-- Set exercise --
Without the pictures, output the records below word for word.

-- Information given --
========
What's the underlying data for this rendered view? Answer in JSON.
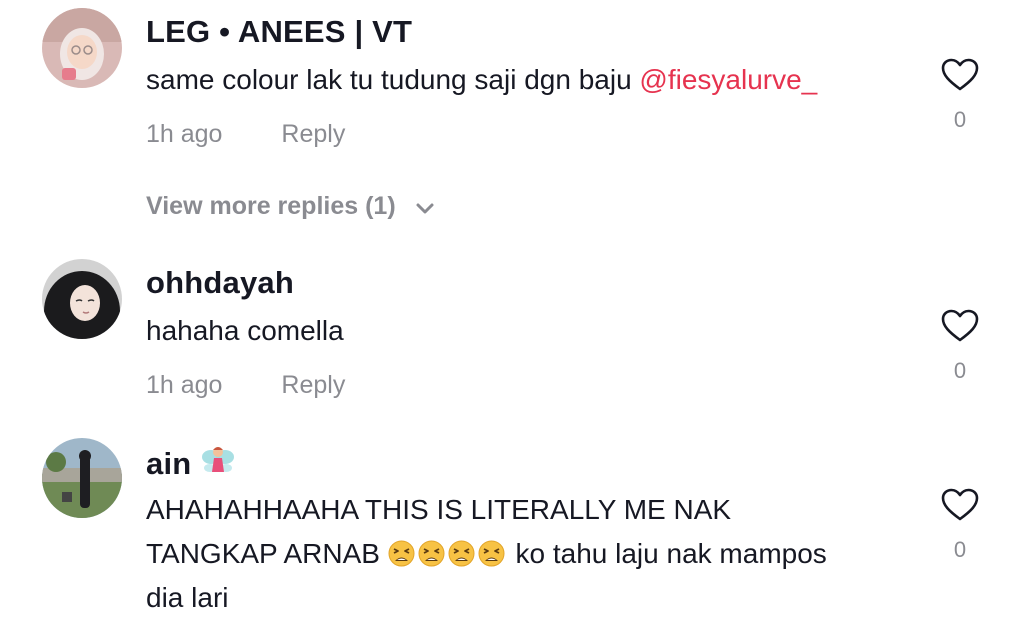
{
  "comments": [
    {
      "username": "LEG • ANEES | VT",
      "text": "same colour lak tu tudung saji dgn baju ",
      "mention": "@fiesyalurve_",
      "time": "1h ago",
      "reply_label": "Reply",
      "like_count": "0",
      "view_more": "View more replies (1)"
    },
    {
      "username": "ohhdayah",
      "text": "hahaha comella",
      "time": "1h ago",
      "reply_label": "Reply",
      "like_count": "0"
    },
    {
      "username": "ain",
      "username_emoji": "fairy-emoji",
      "text_line1": "AHAHAHHAAHA THIS IS LITERALLY ME NAK",
      "text_line2_before": "TANGKAP ARNAB ",
      "text_line2_emojis": [
        "tired-face-emoji",
        "tired-face-emoji",
        "tired-face-emoji",
        "tired-face-emoji"
      ],
      "text_line2_after": " ko tahu laju nak mampos",
      "text_line3": "dia lari",
      "like_count": "0"
    }
  ],
  "colors": {
    "text": "#161823",
    "muted": "#8a8b91",
    "mention": "#e6334f",
    "background": "#ffffff"
  },
  "icons": {
    "like": "heart-outline-icon",
    "expand": "chevron-down-icon"
  }
}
========
-- Expected answer --
What's the underlying data for this rendered view? Answer in JSON.
{
  "comments": [
    {
      "username": "LEG • ANEES | VT",
      "text": "same colour lak tu tudung saji dgn baju ",
      "mention": "@fiesyalurve_",
      "time": "1h ago",
      "reply_label": "Reply",
      "like_count": "0",
      "view_more": "View more replies (1)"
    },
    {
      "username": "ohhdayah",
      "text": "hahaha comella",
      "time": "1h ago",
      "reply_label": "Reply",
      "like_count": "0"
    },
    {
      "username": "ain",
      "username_emoji": "fairy-emoji",
      "text_line1": "AHAHAHHAAHA THIS IS LITERALLY ME NAK",
      "text_line2_before": "TANGKAP ARNAB ",
      "text_line2_emojis": [
        "tired-face-emoji",
        "tired-face-emoji",
        "tired-face-emoji",
        "tired-face-emoji"
      ],
      "text_line2_after": " ko tahu laju nak mampos",
      "text_line3": "dia lari",
      "like_count": "0"
    }
  ],
  "colors": {
    "text": "#161823",
    "muted": "#8a8b91",
    "mention": "#e6334f",
    "background": "#ffffff"
  },
  "icons": {
    "like": "heart-outline-icon",
    "expand": "chevron-down-icon"
  }
}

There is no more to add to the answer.